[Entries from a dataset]
--- BEGIN ---
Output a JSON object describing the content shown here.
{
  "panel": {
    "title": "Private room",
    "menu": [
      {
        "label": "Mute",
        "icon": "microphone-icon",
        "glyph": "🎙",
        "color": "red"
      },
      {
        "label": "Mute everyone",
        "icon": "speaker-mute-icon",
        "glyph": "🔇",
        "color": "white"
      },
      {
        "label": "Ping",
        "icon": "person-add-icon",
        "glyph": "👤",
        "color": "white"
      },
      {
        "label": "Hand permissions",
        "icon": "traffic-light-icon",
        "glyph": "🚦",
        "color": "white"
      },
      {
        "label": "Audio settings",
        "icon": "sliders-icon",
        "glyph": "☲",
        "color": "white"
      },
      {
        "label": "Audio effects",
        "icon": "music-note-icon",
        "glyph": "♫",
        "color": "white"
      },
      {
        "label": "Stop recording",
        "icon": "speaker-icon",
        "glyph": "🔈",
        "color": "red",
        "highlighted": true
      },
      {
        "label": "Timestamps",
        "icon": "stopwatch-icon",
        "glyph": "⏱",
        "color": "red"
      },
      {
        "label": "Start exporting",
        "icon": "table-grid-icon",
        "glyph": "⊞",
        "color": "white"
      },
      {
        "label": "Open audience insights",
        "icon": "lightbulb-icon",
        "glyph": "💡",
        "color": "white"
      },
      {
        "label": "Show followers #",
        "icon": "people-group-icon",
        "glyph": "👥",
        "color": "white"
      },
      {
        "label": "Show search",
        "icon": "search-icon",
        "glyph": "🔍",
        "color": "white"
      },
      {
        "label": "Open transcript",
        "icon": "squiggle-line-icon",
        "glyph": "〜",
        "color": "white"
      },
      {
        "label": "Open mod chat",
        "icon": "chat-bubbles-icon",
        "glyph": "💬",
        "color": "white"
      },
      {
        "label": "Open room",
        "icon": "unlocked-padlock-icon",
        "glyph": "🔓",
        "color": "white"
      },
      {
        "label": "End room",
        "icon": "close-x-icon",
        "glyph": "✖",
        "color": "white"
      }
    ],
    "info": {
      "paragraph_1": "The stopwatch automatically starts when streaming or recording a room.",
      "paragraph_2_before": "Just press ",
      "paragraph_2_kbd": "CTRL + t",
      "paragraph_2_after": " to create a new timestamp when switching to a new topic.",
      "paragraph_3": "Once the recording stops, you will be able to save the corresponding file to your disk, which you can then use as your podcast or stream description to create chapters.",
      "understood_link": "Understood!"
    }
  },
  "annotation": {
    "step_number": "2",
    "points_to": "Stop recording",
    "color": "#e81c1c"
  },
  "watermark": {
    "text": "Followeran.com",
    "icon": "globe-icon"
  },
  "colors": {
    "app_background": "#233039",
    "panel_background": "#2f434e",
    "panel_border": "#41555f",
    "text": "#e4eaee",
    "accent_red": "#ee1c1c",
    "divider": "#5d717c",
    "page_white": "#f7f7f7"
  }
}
--- END ---
Reproduce the complete data exactly as presented above.

THE REPLY
Output a JSON object describing the content shown here.
{
  "panel": {
    "title": "Private room",
    "menu": [
      {
        "label": "Mute",
        "icon": "microphone-icon",
        "glyph": "🎙",
        "color": "red"
      },
      {
        "label": "Mute everyone",
        "icon": "speaker-mute-icon",
        "glyph": "🔇",
        "color": "white"
      },
      {
        "label": "Ping",
        "icon": "person-add-icon",
        "glyph": "👤",
        "color": "white"
      },
      {
        "label": "Hand permissions",
        "icon": "traffic-light-icon",
        "glyph": "🚦",
        "color": "white"
      },
      {
        "label": "Audio settings",
        "icon": "sliders-icon",
        "glyph": "☲",
        "color": "white"
      },
      {
        "label": "Audio effects",
        "icon": "music-note-icon",
        "glyph": "♫",
        "color": "white"
      },
      {
        "label": "Stop recording",
        "icon": "speaker-icon",
        "glyph": "🔈",
        "color": "red",
        "highlighted": true
      },
      {
        "label": "Timestamps",
        "icon": "stopwatch-icon",
        "glyph": "⏱",
        "color": "red"
      },
      {
        "label": "Start exporting",
        "icon": "table-grid-icon",
        "glyph": "⊞",
        "color": "white"
      },
      {
        "label": "Open audience insights",
        "icon": "lightbulb-icon",
        "glyph": "💡",
        "color": "white"
      },
      {
        "label": "Show followers #",
        "icon": "people-group-icon",
        "glyph": "👥",
        "color": "white"
      },
      {
        "label": "Show search",
        "icon": "search-icon",
        "glyph": "🔍",
        "color": "white"
      },
      {
        "label": "Open transcript",
        "icon": "squiggle-line-icon",
        "glyph": "〜",
        "color": "white"
      },
      {
        "label": "Open mod chat",
        "icon": "chat-bubbles-icon",
        "glyph": "💬",
        "color": "white"
      },
      {
        "label": "Open room",
        "icon": "unlocked-padlock-icon",
        "glyph": "🔓",
        "color": "white"
      },
      {
        "label": "End room",
        "icon": "close-x-icon",
        "glyph": "✖",
        "color": "white"
      }
    ],
    "info": {
      "paragraph_1": "The stopwatch automatically starts when streaming or recording a room.",
      "paragraph_2_before": "Just press ",
      "paragraph_2_kbd": "CTRL + t",
      "paragraph_2_after": " to create a new timestamp when switching to a new topic.",
      "paragraph_3": "Once the recording stops, you will be able to save the corresponding file to your disk, which you can then use as your podcast or stream description to create chapters.",
      "understood_link": "Understood!"
    }
  },
  "annotation": {
    "step_number": "2",
    "points_to": "Stop recording",
    "color": "#e81c1c"
  },
  "watermark": {
    "text": "Followeran.com",
    "icon": "globe-icon"
  },
  "colors": {
    "app_background": "#233039",
    "panel_background": "#2f434e",
    "panel_border": "#41555f",
    "text": "#e4eaee",
    "accent_red": "#ee1c1c",
    "divider": "#5d717c",
    "page_white": "#f7f7f7"
  }
}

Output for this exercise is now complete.